● **Extracted information**:
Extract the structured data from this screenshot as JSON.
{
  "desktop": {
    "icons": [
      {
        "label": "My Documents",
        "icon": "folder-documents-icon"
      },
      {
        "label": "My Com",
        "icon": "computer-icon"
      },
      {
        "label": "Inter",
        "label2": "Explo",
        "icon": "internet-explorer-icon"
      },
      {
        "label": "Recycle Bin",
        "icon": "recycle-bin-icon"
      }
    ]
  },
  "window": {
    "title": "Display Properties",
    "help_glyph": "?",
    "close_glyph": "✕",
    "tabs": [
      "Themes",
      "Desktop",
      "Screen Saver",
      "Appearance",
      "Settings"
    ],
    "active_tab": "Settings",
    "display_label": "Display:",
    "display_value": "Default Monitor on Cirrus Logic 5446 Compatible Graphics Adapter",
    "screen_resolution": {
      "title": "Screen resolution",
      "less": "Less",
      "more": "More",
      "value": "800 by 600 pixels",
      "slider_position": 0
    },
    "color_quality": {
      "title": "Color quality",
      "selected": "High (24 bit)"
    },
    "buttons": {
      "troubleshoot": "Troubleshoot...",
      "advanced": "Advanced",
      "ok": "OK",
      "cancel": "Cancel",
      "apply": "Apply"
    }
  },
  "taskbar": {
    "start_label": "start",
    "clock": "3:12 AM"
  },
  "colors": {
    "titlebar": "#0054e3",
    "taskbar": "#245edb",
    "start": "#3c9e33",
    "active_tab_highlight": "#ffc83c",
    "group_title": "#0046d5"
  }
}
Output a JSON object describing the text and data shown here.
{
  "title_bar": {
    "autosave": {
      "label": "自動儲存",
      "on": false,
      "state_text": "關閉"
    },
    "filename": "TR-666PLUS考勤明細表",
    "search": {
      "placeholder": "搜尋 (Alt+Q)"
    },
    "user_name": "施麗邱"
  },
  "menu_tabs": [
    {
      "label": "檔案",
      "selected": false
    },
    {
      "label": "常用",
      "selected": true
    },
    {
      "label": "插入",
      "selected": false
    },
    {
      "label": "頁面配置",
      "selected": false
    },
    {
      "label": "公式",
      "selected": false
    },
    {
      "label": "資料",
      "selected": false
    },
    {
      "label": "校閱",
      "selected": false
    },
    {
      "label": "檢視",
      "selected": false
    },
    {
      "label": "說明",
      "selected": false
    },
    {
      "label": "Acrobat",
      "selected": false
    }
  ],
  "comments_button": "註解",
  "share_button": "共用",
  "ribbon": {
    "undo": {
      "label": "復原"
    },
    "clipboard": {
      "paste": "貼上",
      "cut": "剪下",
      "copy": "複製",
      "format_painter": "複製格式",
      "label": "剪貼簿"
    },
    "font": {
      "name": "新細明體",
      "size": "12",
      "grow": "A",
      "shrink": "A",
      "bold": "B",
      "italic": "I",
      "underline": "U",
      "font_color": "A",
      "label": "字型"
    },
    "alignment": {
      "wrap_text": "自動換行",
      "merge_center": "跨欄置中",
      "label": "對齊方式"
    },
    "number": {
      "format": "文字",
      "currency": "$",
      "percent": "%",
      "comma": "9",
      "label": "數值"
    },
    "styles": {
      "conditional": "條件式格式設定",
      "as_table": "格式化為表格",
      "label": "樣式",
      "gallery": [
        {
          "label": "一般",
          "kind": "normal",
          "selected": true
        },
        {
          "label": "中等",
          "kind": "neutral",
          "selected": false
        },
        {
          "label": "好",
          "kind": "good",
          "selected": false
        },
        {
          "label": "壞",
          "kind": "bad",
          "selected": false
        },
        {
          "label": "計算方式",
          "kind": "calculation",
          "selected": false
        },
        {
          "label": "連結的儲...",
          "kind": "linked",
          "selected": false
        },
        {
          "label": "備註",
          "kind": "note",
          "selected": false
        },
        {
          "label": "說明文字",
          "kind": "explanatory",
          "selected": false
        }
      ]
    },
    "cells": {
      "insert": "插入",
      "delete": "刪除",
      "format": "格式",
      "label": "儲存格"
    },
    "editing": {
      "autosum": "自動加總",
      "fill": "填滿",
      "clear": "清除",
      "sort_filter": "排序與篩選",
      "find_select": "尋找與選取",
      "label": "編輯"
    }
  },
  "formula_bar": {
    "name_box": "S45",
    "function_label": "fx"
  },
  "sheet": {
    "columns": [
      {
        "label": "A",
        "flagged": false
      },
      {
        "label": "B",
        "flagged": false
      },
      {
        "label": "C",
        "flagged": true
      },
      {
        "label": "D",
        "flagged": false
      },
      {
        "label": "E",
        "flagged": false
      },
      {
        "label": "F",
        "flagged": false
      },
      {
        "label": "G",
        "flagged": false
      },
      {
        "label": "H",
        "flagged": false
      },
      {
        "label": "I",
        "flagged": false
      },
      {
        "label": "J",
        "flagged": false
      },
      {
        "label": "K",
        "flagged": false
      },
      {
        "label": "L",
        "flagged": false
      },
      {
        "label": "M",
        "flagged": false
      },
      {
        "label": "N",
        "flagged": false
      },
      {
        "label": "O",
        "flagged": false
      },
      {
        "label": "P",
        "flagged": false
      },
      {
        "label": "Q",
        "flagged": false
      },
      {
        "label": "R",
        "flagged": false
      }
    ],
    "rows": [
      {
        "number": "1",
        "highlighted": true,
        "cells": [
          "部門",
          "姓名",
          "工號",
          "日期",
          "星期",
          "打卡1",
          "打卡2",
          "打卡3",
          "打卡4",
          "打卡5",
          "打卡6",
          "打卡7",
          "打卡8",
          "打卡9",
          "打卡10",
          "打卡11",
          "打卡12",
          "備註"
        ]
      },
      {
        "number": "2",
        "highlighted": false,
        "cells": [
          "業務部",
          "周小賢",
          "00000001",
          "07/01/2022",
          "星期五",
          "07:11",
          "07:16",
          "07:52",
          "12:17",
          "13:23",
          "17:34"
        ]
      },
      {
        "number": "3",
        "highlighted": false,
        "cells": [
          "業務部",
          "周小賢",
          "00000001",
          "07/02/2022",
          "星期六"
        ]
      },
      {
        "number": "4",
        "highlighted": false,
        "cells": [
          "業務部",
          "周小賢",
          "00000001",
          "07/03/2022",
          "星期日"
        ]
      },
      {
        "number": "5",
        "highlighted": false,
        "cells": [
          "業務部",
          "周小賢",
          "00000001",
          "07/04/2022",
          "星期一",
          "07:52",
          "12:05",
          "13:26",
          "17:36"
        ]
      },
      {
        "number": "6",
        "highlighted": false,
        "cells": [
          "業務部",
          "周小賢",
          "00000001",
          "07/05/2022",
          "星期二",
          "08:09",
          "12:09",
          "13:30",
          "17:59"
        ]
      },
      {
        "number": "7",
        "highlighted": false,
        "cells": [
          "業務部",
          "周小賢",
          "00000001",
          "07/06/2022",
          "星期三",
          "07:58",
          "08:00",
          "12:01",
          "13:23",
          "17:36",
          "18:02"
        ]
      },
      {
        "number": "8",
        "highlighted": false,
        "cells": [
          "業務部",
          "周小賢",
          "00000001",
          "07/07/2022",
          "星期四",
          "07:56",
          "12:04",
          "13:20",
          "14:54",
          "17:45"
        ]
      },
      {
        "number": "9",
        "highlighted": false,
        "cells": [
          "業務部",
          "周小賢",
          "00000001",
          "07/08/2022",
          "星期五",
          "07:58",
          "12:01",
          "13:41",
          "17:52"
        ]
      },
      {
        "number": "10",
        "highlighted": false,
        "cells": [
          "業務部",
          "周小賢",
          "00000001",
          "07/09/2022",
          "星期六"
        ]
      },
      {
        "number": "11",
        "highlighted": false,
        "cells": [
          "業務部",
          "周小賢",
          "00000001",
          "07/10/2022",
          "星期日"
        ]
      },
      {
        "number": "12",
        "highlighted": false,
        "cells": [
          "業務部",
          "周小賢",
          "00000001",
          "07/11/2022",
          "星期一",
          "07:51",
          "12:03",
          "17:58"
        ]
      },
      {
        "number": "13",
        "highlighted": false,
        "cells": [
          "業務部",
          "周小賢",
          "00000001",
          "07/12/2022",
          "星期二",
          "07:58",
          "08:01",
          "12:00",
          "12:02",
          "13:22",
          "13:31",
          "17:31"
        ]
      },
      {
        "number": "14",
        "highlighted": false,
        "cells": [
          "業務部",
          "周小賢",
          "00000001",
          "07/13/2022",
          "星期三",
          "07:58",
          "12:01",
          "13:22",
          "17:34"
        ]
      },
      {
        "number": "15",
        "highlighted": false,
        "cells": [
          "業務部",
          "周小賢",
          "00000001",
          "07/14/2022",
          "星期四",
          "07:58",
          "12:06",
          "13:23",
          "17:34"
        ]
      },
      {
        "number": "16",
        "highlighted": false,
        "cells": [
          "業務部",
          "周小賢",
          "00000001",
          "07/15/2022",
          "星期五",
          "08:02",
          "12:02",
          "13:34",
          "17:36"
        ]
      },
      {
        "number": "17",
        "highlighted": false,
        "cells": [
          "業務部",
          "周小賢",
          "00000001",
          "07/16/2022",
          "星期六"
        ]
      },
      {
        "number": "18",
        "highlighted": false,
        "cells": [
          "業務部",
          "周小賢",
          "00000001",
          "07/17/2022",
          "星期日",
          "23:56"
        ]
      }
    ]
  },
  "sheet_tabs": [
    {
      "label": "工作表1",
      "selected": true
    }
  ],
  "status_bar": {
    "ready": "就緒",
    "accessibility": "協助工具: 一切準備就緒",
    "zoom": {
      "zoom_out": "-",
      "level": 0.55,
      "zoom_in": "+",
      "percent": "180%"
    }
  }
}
==
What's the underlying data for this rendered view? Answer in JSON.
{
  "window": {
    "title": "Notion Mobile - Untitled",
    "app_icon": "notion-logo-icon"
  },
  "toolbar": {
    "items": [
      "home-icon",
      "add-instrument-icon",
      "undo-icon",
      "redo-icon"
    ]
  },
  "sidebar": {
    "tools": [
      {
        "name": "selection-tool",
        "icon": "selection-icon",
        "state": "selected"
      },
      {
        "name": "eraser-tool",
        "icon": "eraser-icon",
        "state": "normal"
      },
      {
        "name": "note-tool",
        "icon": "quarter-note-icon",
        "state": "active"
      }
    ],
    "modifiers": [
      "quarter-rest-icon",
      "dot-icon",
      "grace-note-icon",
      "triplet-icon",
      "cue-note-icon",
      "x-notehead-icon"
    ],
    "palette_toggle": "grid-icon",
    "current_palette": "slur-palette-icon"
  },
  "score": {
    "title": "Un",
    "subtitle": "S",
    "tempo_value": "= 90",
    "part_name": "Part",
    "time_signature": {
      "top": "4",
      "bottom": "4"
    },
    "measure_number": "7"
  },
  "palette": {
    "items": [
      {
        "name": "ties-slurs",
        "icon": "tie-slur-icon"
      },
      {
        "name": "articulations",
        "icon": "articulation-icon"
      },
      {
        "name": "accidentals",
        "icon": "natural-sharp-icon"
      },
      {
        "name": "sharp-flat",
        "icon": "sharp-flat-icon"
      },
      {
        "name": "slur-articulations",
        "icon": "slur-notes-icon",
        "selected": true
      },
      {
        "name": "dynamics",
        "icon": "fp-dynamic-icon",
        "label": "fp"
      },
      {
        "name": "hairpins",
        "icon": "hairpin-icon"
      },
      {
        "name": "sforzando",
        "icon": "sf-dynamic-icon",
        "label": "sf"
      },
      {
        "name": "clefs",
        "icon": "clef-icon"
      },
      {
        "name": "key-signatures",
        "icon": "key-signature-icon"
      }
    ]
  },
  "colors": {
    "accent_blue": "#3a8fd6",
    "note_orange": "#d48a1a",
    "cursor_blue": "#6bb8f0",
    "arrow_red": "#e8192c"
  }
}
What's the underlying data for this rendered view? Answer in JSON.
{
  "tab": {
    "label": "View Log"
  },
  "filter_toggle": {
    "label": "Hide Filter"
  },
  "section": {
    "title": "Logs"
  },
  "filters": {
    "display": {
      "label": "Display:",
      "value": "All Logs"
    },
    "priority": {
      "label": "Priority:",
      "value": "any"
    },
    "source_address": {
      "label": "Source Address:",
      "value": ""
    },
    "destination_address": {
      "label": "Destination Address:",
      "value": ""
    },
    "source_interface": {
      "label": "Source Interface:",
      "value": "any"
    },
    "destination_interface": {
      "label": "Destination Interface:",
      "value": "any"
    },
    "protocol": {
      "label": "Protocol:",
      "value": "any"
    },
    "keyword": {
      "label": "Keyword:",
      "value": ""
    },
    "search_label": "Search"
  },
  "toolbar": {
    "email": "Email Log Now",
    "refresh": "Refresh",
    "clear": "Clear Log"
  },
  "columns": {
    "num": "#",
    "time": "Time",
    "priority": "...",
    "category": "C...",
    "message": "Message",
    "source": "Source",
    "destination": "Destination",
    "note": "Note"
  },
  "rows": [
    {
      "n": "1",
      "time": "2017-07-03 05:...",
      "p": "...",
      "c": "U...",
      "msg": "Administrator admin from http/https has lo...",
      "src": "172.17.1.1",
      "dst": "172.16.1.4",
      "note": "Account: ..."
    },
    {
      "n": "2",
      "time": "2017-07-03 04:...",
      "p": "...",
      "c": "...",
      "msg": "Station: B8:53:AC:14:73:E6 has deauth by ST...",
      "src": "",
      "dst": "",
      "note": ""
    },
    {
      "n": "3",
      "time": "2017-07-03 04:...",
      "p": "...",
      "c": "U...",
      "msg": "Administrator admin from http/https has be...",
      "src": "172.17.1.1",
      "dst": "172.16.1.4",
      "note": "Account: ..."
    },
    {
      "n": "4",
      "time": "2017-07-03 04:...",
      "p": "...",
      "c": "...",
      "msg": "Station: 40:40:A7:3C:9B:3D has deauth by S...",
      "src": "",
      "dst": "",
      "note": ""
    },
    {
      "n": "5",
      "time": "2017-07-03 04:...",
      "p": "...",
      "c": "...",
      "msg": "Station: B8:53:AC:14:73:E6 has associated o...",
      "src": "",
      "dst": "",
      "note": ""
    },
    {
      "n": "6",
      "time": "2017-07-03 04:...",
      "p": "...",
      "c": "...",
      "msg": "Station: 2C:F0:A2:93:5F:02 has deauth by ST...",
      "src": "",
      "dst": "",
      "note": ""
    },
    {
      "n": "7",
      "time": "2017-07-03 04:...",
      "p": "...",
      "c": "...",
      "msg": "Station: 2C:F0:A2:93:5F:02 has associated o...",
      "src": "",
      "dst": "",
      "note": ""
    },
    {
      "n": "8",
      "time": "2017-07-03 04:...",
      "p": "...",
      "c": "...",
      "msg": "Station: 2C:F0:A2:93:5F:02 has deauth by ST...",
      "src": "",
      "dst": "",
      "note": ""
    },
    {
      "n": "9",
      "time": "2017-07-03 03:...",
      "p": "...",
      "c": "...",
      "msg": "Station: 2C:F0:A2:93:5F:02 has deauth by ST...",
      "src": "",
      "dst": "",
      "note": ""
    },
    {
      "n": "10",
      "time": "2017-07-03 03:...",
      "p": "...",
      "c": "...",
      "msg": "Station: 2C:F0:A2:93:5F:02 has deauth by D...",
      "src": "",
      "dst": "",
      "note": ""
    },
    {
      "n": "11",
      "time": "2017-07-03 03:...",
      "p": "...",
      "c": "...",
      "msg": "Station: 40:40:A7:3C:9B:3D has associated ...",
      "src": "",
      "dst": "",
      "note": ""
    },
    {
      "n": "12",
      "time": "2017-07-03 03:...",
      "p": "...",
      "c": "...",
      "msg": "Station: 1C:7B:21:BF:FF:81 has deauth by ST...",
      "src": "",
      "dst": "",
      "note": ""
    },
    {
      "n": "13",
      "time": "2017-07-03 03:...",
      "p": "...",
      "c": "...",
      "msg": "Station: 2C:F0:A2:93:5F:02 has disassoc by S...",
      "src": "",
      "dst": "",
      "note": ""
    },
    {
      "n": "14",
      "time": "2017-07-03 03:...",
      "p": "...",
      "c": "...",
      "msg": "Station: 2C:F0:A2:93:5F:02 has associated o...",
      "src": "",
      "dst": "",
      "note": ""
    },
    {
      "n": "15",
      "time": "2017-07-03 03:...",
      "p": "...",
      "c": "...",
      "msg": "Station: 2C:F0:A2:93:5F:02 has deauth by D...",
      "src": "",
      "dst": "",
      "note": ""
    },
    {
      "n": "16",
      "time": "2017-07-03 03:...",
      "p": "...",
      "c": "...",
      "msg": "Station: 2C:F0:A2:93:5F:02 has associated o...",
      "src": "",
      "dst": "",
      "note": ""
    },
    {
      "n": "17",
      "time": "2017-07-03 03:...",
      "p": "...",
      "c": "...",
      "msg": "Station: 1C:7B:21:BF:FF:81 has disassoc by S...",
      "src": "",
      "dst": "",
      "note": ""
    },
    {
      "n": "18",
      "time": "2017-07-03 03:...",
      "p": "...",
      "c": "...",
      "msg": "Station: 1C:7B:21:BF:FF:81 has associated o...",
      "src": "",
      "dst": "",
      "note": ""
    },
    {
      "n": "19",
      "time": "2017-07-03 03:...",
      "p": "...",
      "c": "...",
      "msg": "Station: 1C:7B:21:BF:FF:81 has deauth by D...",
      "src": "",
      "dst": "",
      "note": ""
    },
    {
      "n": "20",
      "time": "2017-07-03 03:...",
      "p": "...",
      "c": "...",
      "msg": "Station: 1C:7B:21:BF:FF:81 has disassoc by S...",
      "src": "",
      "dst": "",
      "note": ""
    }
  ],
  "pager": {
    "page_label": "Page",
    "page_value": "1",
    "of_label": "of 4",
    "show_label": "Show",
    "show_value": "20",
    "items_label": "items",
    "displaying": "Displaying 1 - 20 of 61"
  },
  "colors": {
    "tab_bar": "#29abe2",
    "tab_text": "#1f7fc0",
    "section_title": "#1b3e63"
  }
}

● **Exercise prompt**: Report how many lines of the data contain the word "flat", using the number alone.

● **Written solution**: 2